Stored rows

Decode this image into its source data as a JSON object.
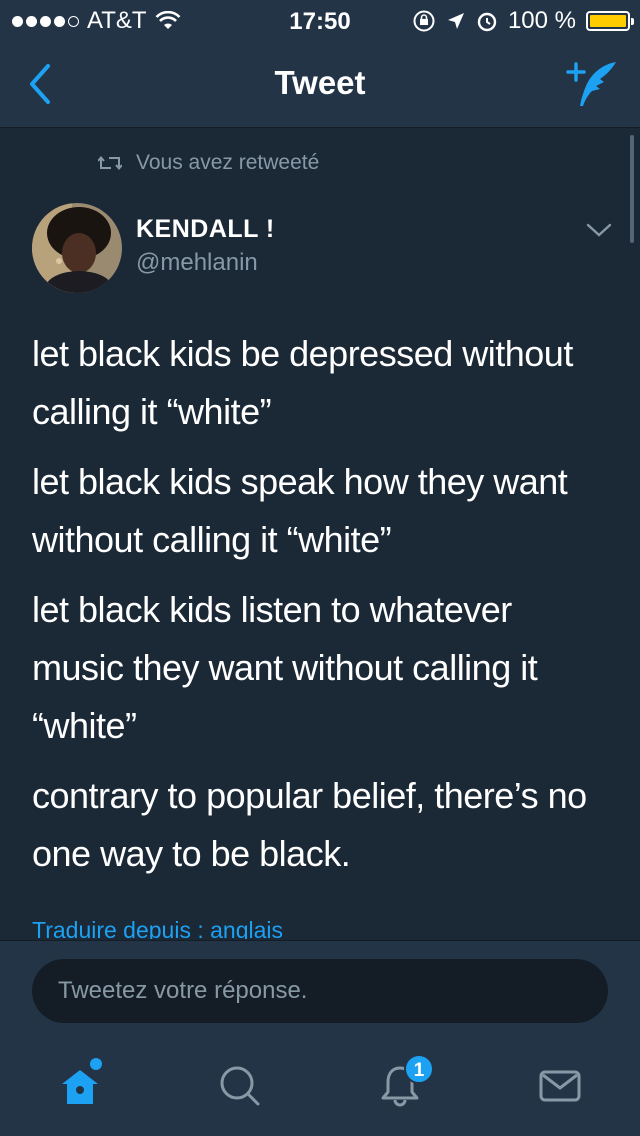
{
  "status_bar": {
    "carrier": "AT&T",
    "time": "17:50",
    "battery_percent": "100 %",
    "signal_bars": 4,
    "colors": {
      "battery": "#ffcc00"
    }
  },
  "nav": {
    "title": "Tweet",
    "back_icon": "chevron-left-icon",
    "compose_icon": "compose-tweet-icon"
  },
  "tweet": {
    "retweet_label": "Vous avez retweeté",
    "author_name": "KENDALL !",
    "author_handle": "@mehlanin",
    "paragraphs": [
      "let black kids be depressed without calling it “white”",
      "let black kids speak how they want without calling it “white”",
      "let black kids listen to whatever music they want without calling it “white”",
      "contrary to popular belief, there’s no one way to be black."
    ],
    "translate_link": "Traduire depuis : anglais"
  },
  "reply": {
    "placeholder": "Tweetez votre réponse."
  },
  "tabs": {
    "items": [
      {
        "name": "home",
        "icon": "home-icon",
        "active": true
      },
      {
        "name": "search",
        "icon": "search-icon",
        "active": false
      },
      {
        "name": "notifications",
        "icon": "bell-icon",
        "active": false
      },
      {
        "name": "messages",
        "icon": "envelope-icon",
        "active": false
      }
    ],
    "notifications_badge": "1"
  },
  "colors": {
    "accent": "#1da1f2",
    "background": "#1b2836",
    "bar_background": "#243447",
    "secondary_text": "#8899a6"
  }
}
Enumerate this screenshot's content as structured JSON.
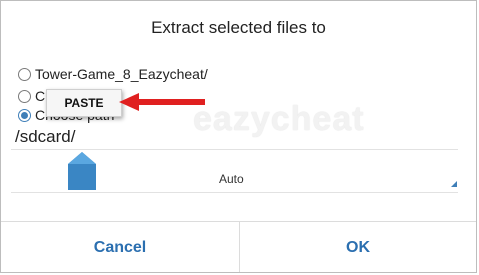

Work required
List each line in the listing that contains the string "white".

Result of the exercise
      "let black kids be depressed without calling it “white”",
      "let black kids speak how they want without calling it “white”",
      "let black kids listen to whatever music they want without calling it “white”",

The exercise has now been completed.